### Quoted passage
Reputation: 23
I have an XML document like the one shown below:
<root>
<Item>
<A>text1</A>
<B>text2</B>
<C>text3</C>
<C>text4</C>
<C>text5</C>
<D>text6</D>
...
</Item>
<Item>
...
</Item>
...
</root>
It's relatively simple with one complicating factor: Each item
can have any number of C
s.
Ultimately, I'd love to have this in a table like:
A B C D
1 text1 text2 <list [3]> text6
I've already created my table for the other variables (in what's probably a messy way, but it works):
vnames<-c("A","B","D")
dat<-list()
for(i in 1:length(vnames)){
dat[[i]]<-xml_text(xml_find_first(nodeset,paste0(".//d1:",vnames[[i]]),xml_ns(xmlfile)))
}
dat<-as.data.frame(dat,col.names=vnames)
But this method only works when xml_find_first
actually gives you everything you want. I could use xml_find_all
, but this makes the list lengths unequal for merging. I get a long list of C
s and I don't know which one goes with which item.
I can certainly loop through each item and xml_find_all
the C
s, but that seems inefficient.
Is there any easier way to do this?

### Task list
A – Reproduce verbatim the part of the forum post between "dat<-list()" and "that seems inefficient.", inclusive.
B – Identify each line of the entries that contains the string "Serbia", treating uppercase and lowercase as distinct.
The forum post and the entries come from separate, unrelated sources.

### Given records
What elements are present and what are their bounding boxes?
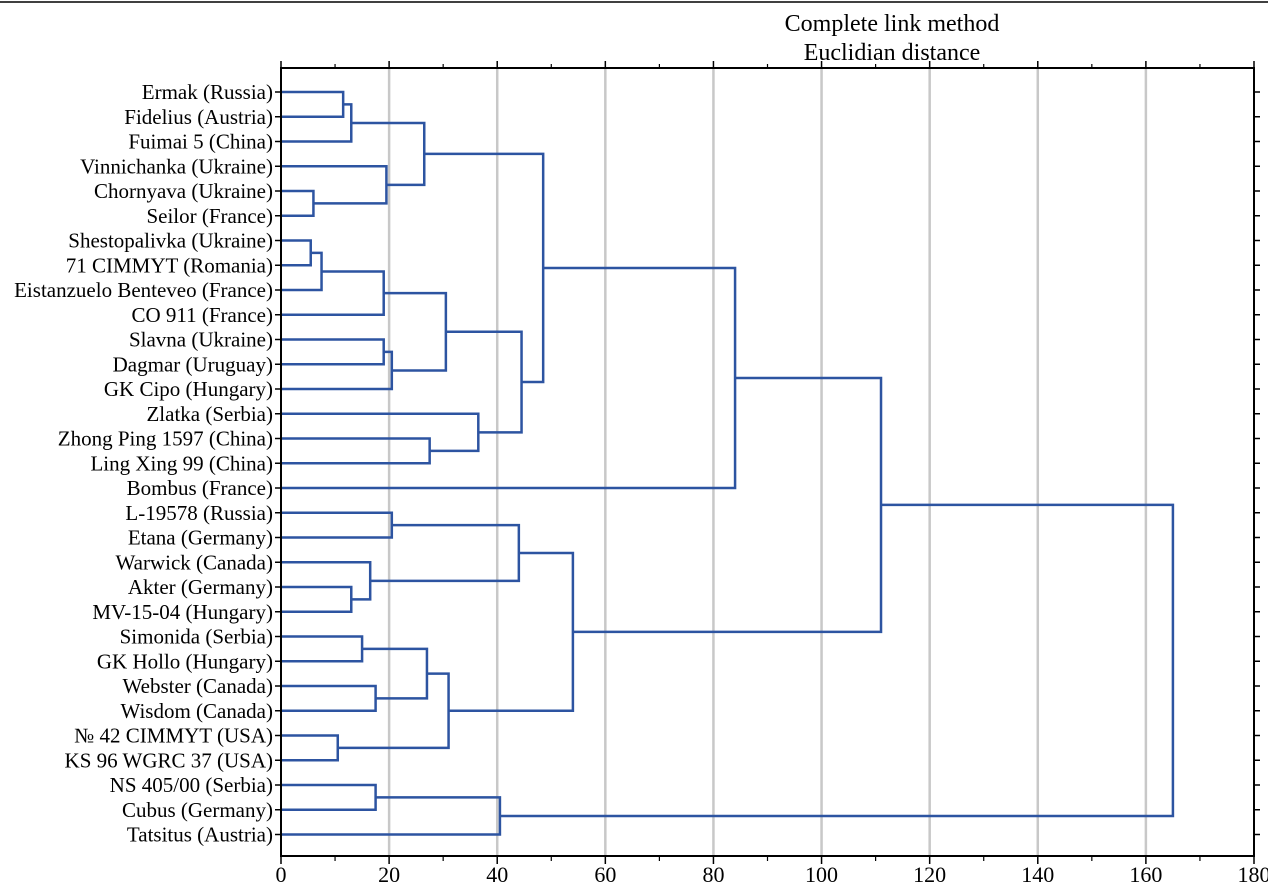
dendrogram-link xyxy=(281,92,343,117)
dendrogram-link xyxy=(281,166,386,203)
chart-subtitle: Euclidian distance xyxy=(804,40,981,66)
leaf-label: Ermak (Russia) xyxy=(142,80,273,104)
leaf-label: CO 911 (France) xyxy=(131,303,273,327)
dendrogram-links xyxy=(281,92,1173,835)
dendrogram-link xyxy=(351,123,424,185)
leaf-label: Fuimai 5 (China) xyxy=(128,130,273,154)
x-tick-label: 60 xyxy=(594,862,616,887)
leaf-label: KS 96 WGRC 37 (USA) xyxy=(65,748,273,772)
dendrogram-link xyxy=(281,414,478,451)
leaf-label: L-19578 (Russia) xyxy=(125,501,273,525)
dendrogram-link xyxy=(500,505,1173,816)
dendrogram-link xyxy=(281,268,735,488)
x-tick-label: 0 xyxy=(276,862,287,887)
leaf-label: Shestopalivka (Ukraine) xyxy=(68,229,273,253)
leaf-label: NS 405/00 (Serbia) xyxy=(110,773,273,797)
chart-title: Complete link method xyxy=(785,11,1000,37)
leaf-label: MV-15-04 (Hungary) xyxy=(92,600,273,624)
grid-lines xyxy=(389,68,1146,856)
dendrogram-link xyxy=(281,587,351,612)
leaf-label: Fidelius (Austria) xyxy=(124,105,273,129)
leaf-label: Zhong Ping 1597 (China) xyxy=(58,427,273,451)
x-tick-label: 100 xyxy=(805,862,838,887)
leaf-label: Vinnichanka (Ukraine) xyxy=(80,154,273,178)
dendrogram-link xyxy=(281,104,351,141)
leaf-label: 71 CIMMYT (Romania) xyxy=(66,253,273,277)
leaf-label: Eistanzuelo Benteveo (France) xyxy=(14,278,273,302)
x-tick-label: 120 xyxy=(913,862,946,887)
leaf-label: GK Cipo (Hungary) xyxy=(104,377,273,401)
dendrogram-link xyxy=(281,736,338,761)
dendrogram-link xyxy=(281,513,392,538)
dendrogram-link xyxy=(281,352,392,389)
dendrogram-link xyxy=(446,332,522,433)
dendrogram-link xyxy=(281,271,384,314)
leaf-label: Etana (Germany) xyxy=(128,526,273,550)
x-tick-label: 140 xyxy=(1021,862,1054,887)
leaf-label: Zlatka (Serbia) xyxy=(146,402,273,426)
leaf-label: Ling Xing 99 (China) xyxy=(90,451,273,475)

### Results for each task
A –
dat<-list()
for(i in 1:length(vnames)){
dat[[i]]<-xml_text(xml_find_first(nodeset,paste0(".//d1:",vnames[[i]]),xml_ns(xmlfile)))
}
dat<-as.data.frame(dat,col.names=vnames)
But this method only works when xml_find_first
actually gives you everything you want. I could use xml_find_all
, but this makes the list lengths unequal for merging. I get a long list of C
s and I don't know which one goes with which item.
I can certainly loop through each item and xml_find_all
the C
s, but that seems inefficient.

B –
leaf-label: NS 405/00 (Serbia) xyxy=(110,773,273,797)
leaf-label: Zlatka (Serbia) xyxy=(146,402,273,426)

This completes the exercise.